[Extracts from a graphics dataset]
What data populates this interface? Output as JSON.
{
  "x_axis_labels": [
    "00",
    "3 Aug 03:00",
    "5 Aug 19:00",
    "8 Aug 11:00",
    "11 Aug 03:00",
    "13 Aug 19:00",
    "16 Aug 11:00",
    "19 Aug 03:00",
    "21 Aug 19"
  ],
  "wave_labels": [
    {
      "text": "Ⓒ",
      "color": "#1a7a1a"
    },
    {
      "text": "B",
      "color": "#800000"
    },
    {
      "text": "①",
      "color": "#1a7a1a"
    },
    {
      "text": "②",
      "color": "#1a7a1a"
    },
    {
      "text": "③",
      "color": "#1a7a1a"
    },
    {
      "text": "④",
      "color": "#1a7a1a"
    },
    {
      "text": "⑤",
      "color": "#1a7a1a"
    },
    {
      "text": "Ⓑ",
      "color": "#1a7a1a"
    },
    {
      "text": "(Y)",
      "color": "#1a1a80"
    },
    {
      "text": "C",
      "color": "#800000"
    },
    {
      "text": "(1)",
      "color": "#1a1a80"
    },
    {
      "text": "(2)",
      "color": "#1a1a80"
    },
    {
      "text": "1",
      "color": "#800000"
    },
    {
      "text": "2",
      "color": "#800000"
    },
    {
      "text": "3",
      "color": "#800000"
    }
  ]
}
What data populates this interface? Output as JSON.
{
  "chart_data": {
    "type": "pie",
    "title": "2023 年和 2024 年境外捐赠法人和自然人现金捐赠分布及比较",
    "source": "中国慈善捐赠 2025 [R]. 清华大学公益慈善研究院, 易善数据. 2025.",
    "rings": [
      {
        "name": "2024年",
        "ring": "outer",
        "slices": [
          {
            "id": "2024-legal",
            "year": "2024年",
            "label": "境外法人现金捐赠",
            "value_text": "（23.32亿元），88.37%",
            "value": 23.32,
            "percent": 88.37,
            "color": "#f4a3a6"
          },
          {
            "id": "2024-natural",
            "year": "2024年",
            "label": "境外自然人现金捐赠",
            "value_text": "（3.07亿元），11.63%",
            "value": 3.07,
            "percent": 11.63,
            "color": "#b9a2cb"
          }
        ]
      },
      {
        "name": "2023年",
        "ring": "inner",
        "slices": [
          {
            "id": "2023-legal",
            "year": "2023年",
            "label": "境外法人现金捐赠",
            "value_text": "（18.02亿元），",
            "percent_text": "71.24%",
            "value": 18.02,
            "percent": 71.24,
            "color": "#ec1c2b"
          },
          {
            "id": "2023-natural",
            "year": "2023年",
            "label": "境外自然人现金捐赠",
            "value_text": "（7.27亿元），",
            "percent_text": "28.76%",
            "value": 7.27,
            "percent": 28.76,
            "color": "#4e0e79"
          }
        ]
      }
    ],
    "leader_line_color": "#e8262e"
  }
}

*SET TASK*
Restate the data above exactly, keeping each word as it stands.

*ANSWER BELOW*
What data populates this interface? Output as JSON.
{
  "x_axis_labels": [
    "00",
    "3 Aug 03:00",
    "5 Aug 19:00",
    "8 Aug 11:00",
    "11 Aug 03:00",
    "13 Aug 19:00",
    "16 Aug 11:00",
    "19 Aug 03:00",
    "21 Aug 19"
  ],
  "wave_labels": [
    {
      "text": "Ⓒ",
      "color": "#1a7a1a"
    },
    {
      "text": "B",
      "color": "#800000"
    },
    {
      "text": "①",
      "color": "#1a7a1a"
    },
    {
      "text": "②",
      "color": "#1a7a1a"
    },
    {
      "text": "③",
      "color": "#1a7a1a"
    },
    {
      "text": "④",
      "color": "#1a7a1a"
    },
    {
      "text": "⑤",
      "color": "#1a7a1a"
    },
    {
      "text": "Ⓑ",
      "color": "#1a7a1a"
    },
    {
      "text": "(Y)",
      "color": "#1a1a80"
    },
    {
      "text": "C",
      "color": "#800000"
    },
    {
      "text": "(1)",
      "color": "#1a1a80"
    },
    {
      "text": "(2)",
      "color": "#1a1a80"
    },
    {
      "text": "1",
      "color": "#800000"
    },
    {
      "text": "2",
      "color": "#800000"
    },
    {
      "text": "3",
      "color": "#800000"
    }
  ]
}
What data populates this interface? Output as JSON.
{
  "chart_data": {
    "type": "pie",
    "title": "2023 年和 2024 年境外捐赠法人和自然人现金捐赠分布及比较",
    "source": "中国慈善捐赠 2025 [R]. 清华大学公益慈善研究院, 易善数据. 2025.",
    "rings": [
      {
        "name": "2024年",
        "ring": "outer",
        "slices": [
          {
            "id": "2024-legal",
            "year": "2024年",
            "label": "境外法人现金捐赠",
            "value_text": "（23.32亿元），88.37%",
            "value": 23.32,
            "percent": 88.37,
            "color": "#f4a3a6"
          },
          {
            "id": "2024-natural",
            "year": "2024年",
            "label": "境外自然人现金捐赠",
            "value_text": "（3.07亿元），11.63%",
            "value": 3.07,
            "percent": 11.63,
            "color": "#b9a2cb"
          }
        ]
      },
      {
        "name": "2023年",
        "ring": "inner",
        "slices": [
          {
            "id": "2023-legal",
            "year": "2023年",
            "label": "境外法人现金捐赠",
            "value_text": "（18.02亿元），",
            "percent_text": "71.24%",
            "value": 18.02,
            "percent": 71.24,
            "color": "#ec1c2b"
          },
          {
            "id": "2023-natural",
            "year": "2023年",
            "label": "境外自然人现金捐赠",
            "value_text": "（7.27亿元），",
            "percent_text": "28.76%",
            "value": 7.27,
            "percent": 28.76,
            "color": "#4e0e79"
          }
        ]
      }
    ],
    "leader_line_color": "#e8262e"
  }
}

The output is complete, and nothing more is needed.